[Spatial layout entries]
===

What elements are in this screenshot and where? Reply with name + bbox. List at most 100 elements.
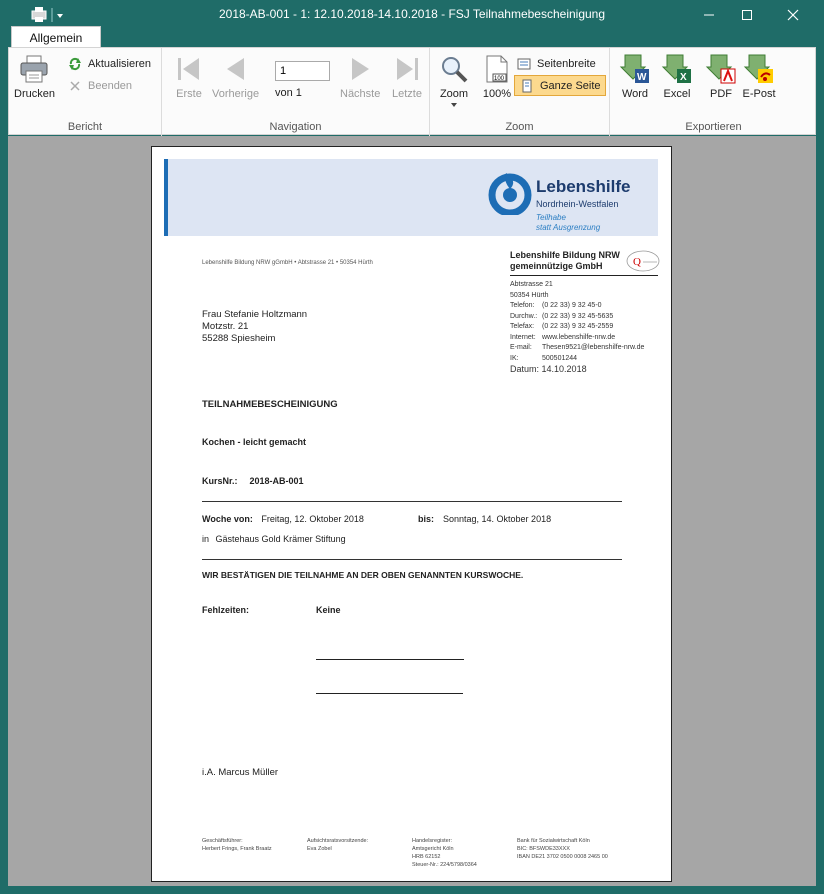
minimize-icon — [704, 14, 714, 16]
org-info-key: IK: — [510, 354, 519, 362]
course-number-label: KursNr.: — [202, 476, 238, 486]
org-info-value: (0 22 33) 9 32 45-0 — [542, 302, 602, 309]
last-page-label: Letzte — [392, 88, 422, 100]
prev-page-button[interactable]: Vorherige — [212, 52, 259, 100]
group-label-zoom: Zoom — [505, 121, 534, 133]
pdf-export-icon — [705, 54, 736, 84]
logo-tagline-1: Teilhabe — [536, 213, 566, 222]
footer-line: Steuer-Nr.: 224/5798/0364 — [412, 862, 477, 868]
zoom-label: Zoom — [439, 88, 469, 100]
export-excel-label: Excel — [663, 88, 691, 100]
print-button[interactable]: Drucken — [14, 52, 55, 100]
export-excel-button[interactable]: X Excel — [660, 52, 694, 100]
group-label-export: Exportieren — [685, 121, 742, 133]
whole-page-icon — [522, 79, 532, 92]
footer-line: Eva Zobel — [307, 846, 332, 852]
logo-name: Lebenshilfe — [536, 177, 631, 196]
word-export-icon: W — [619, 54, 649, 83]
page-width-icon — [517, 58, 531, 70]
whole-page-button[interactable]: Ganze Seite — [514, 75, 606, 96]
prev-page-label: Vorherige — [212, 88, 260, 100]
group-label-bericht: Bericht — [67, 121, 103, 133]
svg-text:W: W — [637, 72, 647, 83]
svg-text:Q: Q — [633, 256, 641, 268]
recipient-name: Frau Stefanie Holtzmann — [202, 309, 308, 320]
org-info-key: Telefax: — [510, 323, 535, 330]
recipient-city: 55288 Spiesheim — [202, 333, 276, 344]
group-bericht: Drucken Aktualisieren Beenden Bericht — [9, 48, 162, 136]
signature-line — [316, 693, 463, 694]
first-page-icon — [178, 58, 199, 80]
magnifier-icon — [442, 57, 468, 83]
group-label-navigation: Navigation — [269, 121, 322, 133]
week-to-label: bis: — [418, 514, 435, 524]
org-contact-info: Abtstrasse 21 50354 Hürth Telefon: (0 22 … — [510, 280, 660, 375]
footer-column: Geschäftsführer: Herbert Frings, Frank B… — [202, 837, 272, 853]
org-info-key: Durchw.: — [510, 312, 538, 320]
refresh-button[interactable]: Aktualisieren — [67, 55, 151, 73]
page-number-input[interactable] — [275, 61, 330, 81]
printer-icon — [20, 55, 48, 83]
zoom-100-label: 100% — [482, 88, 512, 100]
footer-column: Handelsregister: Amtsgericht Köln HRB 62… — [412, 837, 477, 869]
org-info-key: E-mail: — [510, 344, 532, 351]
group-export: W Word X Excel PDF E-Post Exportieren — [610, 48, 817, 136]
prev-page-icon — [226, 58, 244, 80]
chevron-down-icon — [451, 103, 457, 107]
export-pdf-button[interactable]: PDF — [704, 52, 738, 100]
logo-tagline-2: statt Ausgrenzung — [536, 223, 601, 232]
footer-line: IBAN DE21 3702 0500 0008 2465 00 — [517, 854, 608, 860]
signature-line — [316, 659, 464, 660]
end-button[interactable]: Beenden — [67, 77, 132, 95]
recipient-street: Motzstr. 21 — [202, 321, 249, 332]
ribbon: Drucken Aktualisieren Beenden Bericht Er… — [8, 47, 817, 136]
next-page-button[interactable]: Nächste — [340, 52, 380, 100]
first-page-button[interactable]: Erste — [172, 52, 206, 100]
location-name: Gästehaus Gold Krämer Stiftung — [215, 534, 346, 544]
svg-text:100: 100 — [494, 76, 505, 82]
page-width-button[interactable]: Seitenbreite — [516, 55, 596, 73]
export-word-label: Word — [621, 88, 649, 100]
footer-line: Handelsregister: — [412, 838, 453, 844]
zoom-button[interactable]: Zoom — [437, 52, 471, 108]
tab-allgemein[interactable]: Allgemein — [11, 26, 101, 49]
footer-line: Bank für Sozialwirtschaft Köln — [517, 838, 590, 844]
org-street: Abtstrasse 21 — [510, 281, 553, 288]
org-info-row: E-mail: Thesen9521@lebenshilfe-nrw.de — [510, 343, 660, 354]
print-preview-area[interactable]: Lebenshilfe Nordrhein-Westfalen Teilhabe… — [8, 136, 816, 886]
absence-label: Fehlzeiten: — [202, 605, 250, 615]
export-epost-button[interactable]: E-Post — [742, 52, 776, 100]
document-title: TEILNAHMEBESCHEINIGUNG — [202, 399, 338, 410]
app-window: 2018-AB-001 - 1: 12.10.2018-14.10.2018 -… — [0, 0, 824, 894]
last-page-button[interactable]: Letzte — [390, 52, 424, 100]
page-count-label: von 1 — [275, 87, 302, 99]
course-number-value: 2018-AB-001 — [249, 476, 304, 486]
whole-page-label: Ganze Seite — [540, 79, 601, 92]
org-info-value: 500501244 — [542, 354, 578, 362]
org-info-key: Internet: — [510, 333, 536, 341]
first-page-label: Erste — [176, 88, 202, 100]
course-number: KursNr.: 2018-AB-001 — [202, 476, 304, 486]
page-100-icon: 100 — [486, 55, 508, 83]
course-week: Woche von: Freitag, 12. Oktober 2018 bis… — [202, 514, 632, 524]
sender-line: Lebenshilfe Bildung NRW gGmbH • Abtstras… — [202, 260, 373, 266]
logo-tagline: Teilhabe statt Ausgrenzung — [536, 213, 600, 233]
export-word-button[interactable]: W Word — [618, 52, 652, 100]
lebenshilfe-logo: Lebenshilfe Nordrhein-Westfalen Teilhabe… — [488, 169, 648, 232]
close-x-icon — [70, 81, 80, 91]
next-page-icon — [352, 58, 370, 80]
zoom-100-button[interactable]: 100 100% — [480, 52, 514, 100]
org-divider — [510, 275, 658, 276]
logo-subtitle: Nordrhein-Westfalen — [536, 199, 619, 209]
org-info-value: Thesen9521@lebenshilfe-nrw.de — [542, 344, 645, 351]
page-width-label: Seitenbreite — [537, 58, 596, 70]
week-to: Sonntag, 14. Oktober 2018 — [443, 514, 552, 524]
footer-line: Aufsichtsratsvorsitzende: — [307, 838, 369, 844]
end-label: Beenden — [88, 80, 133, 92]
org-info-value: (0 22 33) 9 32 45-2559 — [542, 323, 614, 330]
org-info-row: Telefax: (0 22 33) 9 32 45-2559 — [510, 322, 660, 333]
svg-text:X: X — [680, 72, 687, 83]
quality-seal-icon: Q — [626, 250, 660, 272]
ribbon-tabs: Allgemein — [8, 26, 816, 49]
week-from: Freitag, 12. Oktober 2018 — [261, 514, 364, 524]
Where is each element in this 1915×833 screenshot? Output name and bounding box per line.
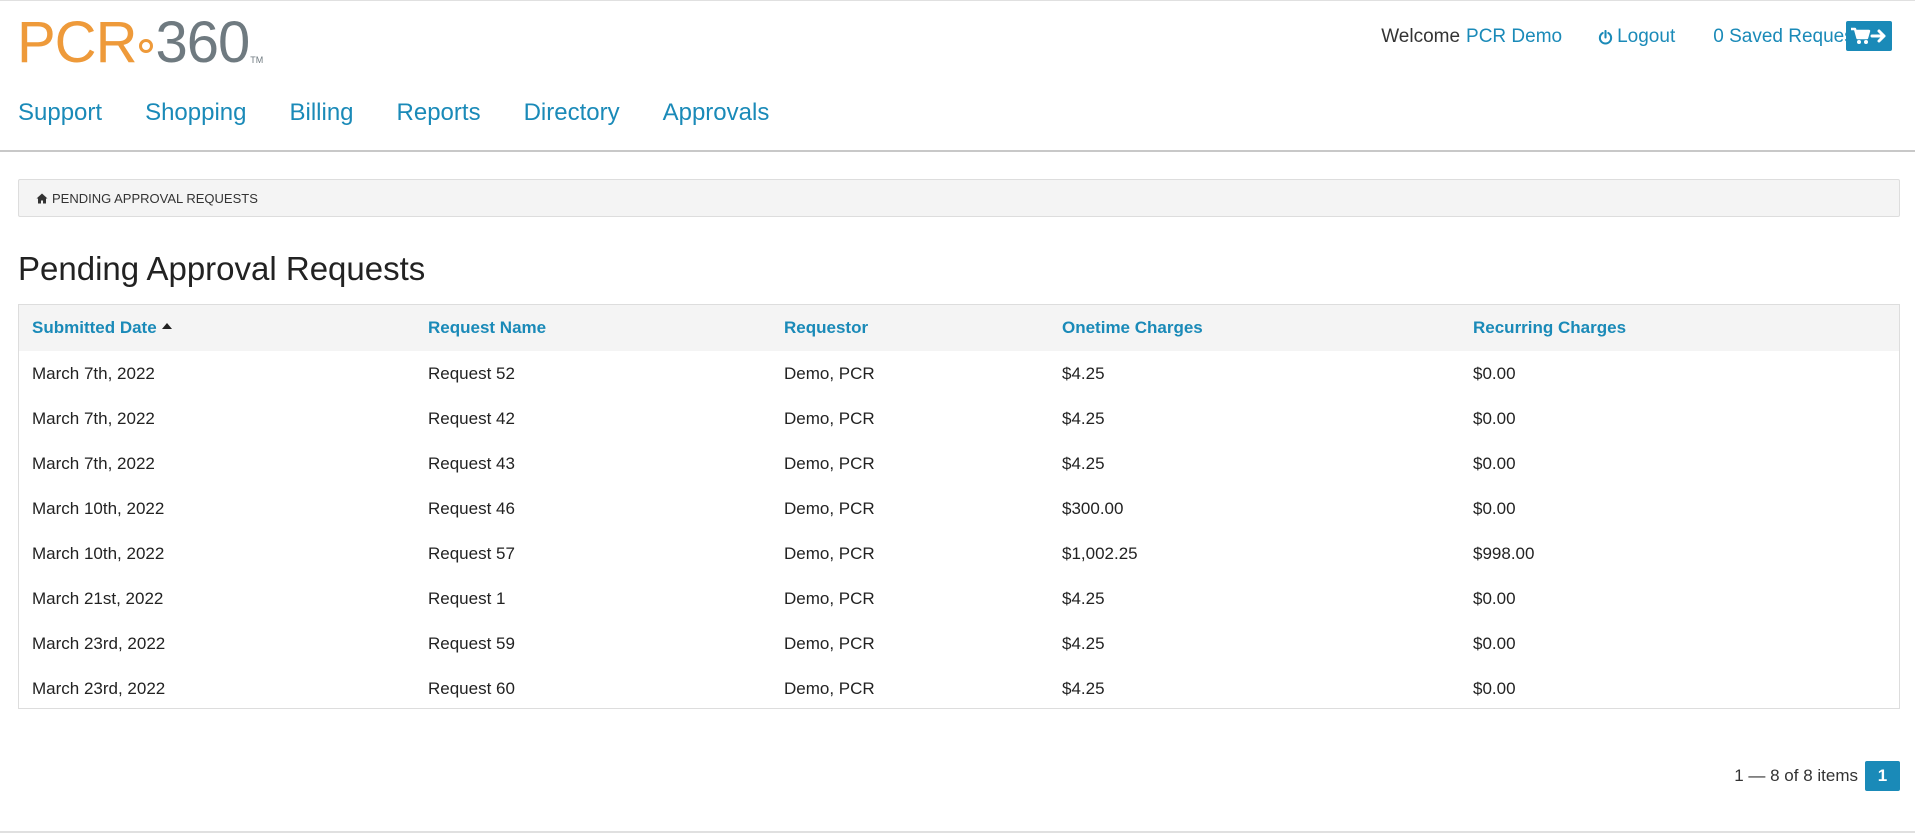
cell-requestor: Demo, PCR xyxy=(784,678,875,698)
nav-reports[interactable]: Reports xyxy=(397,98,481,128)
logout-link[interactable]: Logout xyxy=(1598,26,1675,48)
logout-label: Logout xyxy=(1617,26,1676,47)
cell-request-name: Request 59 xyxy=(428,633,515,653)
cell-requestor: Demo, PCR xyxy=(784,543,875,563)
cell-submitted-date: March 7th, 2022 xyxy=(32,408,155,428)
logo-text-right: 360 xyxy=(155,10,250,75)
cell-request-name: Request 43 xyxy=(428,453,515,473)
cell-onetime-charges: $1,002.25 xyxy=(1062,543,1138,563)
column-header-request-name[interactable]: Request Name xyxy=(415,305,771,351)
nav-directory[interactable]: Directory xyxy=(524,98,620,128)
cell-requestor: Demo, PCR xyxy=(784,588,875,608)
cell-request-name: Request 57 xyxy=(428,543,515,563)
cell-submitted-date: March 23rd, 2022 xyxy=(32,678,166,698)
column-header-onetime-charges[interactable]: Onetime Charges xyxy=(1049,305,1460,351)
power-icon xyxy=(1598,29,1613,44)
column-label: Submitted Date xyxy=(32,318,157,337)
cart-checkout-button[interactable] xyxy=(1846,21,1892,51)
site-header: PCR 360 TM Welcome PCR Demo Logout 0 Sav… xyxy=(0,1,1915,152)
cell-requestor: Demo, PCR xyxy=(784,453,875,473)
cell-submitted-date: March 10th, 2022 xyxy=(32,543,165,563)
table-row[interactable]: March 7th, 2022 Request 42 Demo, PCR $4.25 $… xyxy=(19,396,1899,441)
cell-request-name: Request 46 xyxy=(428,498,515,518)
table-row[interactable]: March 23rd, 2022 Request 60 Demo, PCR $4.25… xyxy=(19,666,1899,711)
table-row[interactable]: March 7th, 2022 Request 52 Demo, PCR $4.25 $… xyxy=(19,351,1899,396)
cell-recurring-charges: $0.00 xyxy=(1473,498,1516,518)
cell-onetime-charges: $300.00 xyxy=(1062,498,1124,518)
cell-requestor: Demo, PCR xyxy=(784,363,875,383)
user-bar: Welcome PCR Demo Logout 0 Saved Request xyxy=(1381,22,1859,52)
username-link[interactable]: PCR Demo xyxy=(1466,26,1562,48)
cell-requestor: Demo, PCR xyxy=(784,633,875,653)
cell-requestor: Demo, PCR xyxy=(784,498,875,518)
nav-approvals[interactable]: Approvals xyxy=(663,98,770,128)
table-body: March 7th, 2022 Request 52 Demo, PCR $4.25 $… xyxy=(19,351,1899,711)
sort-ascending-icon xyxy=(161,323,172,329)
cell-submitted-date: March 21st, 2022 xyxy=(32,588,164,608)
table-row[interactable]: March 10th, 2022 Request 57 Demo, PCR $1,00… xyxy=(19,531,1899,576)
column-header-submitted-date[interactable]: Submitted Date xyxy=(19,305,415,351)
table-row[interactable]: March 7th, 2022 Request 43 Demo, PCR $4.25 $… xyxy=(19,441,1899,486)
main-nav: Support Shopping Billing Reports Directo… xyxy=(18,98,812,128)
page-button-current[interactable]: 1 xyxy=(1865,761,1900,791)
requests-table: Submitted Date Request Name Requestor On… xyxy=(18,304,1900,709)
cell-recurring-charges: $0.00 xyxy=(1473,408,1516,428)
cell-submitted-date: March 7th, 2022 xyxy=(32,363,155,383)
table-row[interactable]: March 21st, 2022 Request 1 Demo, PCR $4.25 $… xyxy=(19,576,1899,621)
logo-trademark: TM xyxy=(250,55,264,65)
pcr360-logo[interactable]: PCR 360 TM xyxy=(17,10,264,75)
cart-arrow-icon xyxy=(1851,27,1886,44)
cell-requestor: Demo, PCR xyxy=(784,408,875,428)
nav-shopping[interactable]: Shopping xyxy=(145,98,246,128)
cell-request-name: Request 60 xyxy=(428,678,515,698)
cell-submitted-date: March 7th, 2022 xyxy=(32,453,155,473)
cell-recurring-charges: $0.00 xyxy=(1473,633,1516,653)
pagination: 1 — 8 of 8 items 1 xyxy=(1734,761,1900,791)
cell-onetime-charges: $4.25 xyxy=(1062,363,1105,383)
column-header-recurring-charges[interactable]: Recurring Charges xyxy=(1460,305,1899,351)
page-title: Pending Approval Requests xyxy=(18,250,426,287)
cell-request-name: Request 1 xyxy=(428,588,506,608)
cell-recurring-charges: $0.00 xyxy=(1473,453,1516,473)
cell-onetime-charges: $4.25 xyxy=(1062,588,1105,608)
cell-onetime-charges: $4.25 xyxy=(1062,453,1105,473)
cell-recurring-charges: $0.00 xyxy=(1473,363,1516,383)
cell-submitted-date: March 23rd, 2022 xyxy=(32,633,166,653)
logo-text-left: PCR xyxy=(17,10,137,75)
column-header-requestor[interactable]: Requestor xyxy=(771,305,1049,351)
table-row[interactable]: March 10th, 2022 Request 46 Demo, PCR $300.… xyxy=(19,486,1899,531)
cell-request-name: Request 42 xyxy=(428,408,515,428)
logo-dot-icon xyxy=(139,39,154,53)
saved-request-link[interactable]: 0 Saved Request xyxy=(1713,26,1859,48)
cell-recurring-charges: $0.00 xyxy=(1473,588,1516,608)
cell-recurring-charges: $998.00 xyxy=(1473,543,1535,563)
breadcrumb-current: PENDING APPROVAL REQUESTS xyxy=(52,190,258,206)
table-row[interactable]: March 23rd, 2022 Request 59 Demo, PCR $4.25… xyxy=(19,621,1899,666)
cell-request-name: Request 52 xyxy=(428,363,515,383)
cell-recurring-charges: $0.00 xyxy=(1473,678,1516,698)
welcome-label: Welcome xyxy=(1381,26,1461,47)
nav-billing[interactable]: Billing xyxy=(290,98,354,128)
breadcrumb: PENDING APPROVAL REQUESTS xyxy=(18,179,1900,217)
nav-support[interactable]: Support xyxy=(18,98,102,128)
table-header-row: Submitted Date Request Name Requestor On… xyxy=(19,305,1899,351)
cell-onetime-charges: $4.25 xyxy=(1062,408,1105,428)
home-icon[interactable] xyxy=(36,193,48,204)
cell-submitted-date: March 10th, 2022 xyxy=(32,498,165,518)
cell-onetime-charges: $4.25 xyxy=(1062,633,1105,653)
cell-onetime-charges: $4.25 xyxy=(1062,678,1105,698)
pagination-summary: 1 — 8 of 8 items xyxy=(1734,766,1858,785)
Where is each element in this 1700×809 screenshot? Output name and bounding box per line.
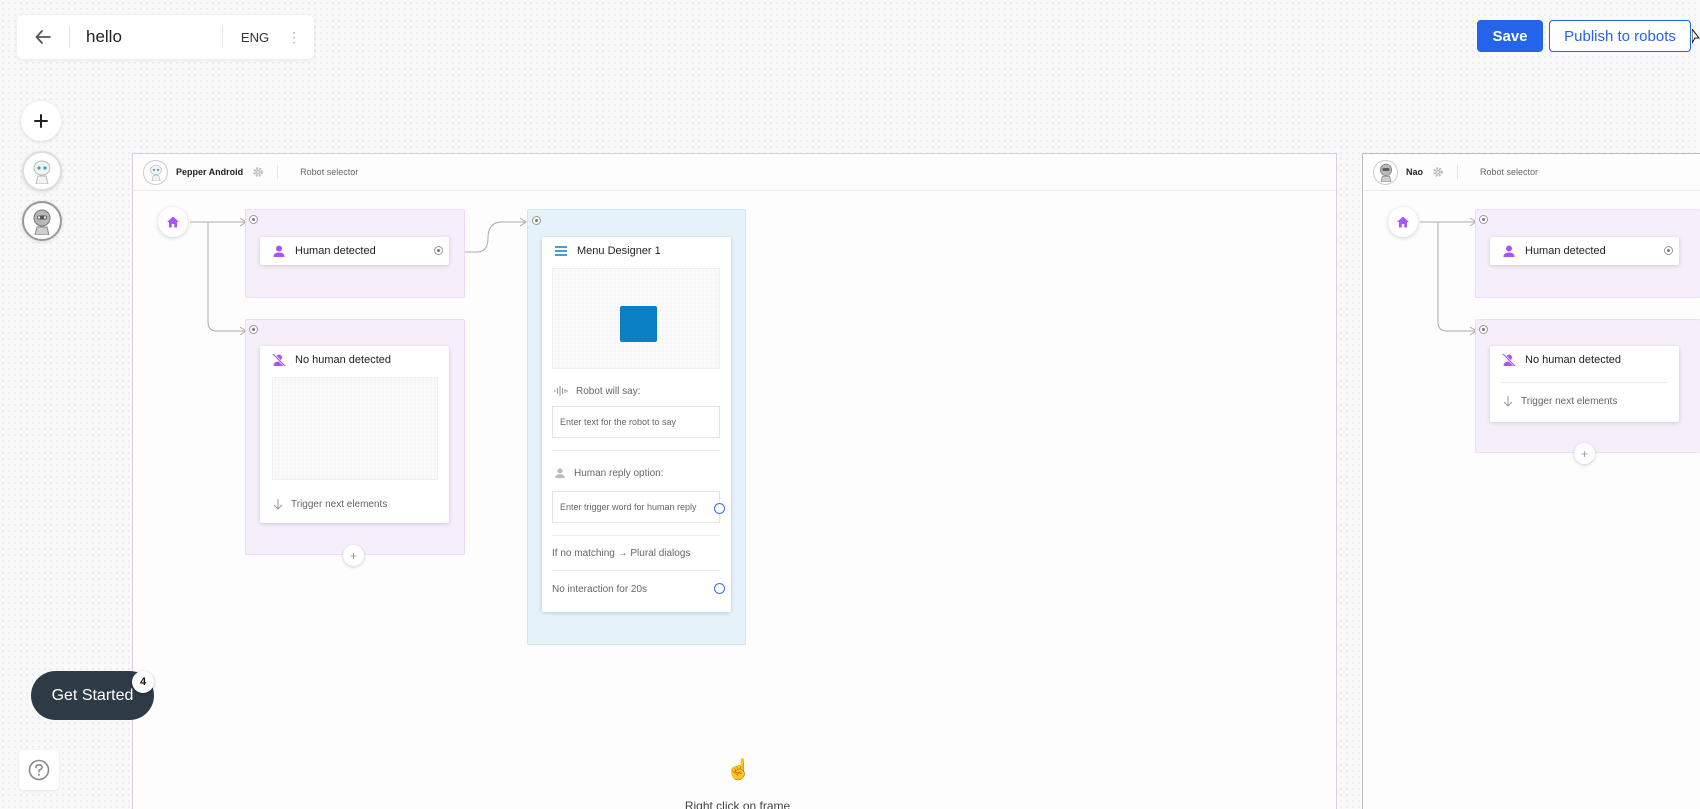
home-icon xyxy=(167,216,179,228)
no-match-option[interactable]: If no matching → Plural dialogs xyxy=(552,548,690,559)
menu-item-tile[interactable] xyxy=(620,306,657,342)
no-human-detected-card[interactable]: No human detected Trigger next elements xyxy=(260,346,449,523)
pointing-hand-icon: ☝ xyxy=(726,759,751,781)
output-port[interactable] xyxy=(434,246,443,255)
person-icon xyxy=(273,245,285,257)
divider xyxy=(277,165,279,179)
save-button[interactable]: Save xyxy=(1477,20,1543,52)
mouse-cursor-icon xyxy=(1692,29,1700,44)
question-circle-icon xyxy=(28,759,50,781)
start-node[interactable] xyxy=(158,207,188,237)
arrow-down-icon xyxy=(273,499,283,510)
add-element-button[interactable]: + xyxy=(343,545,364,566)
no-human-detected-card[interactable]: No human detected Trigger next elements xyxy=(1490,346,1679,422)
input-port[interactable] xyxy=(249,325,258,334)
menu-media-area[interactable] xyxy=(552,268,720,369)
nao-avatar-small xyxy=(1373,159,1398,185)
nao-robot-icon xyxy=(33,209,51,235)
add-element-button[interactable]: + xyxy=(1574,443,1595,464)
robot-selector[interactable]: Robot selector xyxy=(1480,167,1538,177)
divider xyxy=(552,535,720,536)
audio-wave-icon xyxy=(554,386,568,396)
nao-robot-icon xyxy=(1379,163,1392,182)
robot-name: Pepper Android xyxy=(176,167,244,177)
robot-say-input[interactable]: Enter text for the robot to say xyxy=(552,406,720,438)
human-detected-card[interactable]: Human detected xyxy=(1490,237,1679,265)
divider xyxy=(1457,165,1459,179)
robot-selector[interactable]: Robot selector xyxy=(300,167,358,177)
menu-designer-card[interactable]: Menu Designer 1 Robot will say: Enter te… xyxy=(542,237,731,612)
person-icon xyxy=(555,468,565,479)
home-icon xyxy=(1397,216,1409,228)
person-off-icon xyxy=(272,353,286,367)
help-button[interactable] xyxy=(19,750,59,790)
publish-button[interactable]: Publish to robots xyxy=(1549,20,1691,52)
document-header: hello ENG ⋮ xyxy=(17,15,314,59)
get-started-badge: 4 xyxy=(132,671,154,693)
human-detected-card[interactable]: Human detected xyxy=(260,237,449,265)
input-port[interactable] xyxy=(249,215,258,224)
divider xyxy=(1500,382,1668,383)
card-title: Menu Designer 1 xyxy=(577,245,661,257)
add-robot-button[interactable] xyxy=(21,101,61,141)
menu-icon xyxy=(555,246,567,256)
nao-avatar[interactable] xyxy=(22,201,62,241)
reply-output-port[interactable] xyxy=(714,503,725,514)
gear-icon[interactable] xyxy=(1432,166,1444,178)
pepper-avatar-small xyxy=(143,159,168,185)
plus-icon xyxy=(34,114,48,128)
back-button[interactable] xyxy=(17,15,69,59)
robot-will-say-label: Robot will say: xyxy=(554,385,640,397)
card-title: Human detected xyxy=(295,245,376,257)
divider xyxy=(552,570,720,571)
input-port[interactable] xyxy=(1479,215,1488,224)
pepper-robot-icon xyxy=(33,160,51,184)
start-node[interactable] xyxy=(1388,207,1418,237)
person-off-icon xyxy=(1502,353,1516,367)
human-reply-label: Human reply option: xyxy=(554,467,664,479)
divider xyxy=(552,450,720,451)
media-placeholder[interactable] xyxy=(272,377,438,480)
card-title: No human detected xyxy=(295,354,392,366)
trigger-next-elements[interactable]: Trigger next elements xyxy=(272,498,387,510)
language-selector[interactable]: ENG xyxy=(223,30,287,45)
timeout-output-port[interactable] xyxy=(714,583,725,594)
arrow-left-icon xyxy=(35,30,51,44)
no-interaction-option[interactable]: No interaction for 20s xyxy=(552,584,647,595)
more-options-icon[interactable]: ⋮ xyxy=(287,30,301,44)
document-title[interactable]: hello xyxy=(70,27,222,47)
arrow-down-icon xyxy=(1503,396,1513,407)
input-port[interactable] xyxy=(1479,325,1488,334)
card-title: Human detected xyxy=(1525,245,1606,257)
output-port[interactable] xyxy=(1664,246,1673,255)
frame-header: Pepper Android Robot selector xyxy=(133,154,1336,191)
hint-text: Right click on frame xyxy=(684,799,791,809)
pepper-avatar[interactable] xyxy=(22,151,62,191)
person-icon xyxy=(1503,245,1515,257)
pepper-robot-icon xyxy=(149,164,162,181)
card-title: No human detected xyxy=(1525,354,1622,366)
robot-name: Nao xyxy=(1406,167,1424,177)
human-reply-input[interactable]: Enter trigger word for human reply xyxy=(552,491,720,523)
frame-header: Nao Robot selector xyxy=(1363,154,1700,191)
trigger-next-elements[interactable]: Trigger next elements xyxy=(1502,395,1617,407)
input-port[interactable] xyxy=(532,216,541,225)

===

__Goal__
Copy out the records above word for word, from the line with "minimize-icon — [704, 14, 714, 16]" up to and including the line with "prev-page-button[interactable]: Vorherige —".

__Response to this task__
minimize-icon — [704, 14, 714, 16]
org-info-key: IK: — [510, 354, 519, 362]
course-number-label: KursNr.: — [202, 476, 238, 486]
org-info-value: (0 22 33) 9 32 45-0 — [542, 302, 602, 309]
last-page-label: Letzte — [392, 88, 422, 100]
prev-page-button[interactable]: Vorherige — [212, 52, 259, 100]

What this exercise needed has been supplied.